Exercise goal – Skip the pictures. Transcribe the rest of the data below without changing a word.

* start Excerpted data *

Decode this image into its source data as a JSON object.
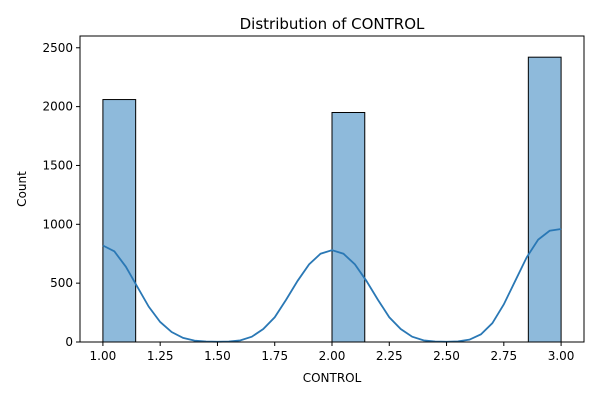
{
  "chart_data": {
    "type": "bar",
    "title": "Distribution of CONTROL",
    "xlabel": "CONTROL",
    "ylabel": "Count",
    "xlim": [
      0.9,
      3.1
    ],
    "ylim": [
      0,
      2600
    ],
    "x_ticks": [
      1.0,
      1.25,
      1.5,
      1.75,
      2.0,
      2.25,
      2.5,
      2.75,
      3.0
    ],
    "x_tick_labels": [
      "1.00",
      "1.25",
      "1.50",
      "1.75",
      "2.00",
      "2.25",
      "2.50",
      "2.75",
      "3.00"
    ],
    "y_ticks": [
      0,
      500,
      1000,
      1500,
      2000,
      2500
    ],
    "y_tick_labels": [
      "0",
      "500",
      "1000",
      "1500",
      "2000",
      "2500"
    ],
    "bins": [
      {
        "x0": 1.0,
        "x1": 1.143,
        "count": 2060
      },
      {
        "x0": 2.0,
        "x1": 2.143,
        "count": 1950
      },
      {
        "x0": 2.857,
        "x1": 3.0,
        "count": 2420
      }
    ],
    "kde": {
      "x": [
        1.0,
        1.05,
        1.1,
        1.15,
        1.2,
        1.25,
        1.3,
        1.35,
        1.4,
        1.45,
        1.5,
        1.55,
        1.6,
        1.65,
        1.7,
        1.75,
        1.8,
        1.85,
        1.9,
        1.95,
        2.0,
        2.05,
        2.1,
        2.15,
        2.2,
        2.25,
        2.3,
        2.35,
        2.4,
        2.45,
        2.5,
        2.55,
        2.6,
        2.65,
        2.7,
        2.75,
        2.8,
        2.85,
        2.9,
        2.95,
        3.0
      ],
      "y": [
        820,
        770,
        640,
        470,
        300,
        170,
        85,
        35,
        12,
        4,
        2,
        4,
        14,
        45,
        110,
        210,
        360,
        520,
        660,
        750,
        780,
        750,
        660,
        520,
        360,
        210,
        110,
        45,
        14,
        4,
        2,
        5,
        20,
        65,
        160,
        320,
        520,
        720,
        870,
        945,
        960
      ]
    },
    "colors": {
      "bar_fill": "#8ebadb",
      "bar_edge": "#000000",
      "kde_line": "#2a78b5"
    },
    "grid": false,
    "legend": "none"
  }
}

* end Excerpted data *

Output below –
Decode this image into its source data as a JSON object.
{
  "chart_data": {
    "type": "bar",
    "title": "Distribution of CONTROL",
    "xlabel": "CONTROL",
    "ylabel": "Count",
    "xlim": [
      0.9,
      3.1
    ],
    "ylim": [
      0,
      2600
    ],
    "x_ticks": [
      1.0,
      1.25,
      1.5,
      1.75,
      2.0,
      2.25,
      2.5,
      2.75,
      3.0
    ],
    "x_tick_labels": [
      "1.00",
      "1.25",
      "1.50",
      "1.75",
      "2.00",
      "2.25",
      "2.50",
      "2.75",
      "3.00"
    ],
    "y_ticks": [
      0,
      500,
      1000,
      1500,
      2000,
      2500
    ],
    "y_tick_labels": [
      "0",
      "500",
      "1000",
      "1500",
      "2000",
      "2500"
    ],
    "bins": [
      {
        "x0": 1.0,
        "x1": 1.143,
        "count": 2060
      },
      {
        "x0": 2.0,
        "x1": 2.143,
        "count": 1950
      },
      {
        "x0": 2.857,
        "x1": 3.0,
        "count": 2420
      }
    ],
    "kde": {
      "x": [
        1.0,
        1.05,
        1.1,
        1.15,
        1.2,
        1.25,
        1.3,
        1.35,
        1.4,
        1.45,
        1.5,
        1.55,
        1.6,
        1.65,
        1.7,
        1.75,
        1.8,
        1.85,
        1.9,
        1.95,
        2.0,
        2.05,
        2.1,
        2.15,
        2.2,
        2.25,
        2.3,
        2.35,
        2.4,
        2.45,
        2.5,
        2.55,
        2.6,
        2.65,
        2.7,
        2.75,
        2.8,
        2.85,
        2.9,
        2.95,
        3.0
      ],
      "y": [
        820,
        770,
        640,
        470,
        300,
        170,
        85,
        35,
        12,
        4,
        2,
        4,
        14,
        45,
        110,
        210,
        360,
        520,
        660,
        750,
        780,
        750,
        660,
        520,
        360,
        210,
        110,
        45,
        14,
        4,
        2,
        5,
        20,
        65,
        160,
        320,
        520,
        720,
        870,
        945,
        960
      ]
    },
    "colors": {
      "bar_fill": "#8ebadb",
      "bar_edge": "#000000",
      "kde_line": "#2a78b5"
    },
    "grid": false,
    "legend": "none"
  }
}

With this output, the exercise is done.